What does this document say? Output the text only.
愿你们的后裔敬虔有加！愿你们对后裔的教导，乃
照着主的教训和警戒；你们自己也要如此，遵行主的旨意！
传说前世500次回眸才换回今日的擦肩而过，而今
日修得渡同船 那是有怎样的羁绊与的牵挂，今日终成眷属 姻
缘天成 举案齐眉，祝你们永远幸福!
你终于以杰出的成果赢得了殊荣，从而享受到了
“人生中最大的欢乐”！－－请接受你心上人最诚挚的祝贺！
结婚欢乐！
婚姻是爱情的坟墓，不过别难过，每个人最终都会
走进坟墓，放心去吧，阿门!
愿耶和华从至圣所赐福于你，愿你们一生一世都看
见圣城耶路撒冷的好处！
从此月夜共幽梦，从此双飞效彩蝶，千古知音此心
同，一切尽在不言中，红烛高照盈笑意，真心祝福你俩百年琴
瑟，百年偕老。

◇ ◇ ◇

# EXERCISE AIM
Your task is to give the records above again, exactly.

# REPLY TO THE TASK
What does this document say? Output the text only.
愿你们的后裔敬虔有加！愿你们对后裔的教导，乃
照着主的教训和警戒；你们自己也要如此，遵行主的旨意！
传说前世500次回眸才换回今日的擦肩而过，而今
日修得渡同船 那是有怎样的羁绊与的牵挂，今日终成眷属 姻
缘天成 举案齐眉，祝你们永远幸福!
你终于以杰出的成果赢得了殊荣，从而享受到了
“人生中最大的欢乐”！－－请接受你心上人最诚挚的祝贺！
结婚欢乐！
婚姻是爱情的坟墓，不过别难过，每个人最终都会
走进坟墓，放心去吧，阿门!
愿耶和华从至圣所赐福于你，愿你们一生一世都看
见圣城耶路撒冷的好处！
从此月夜共幽梦，从此双飞效彩蝶，千古知音此心
同，一切尽在不言中，红烛高照盈笑意，真心祝福你俩百年琴
瑟，百年偕老。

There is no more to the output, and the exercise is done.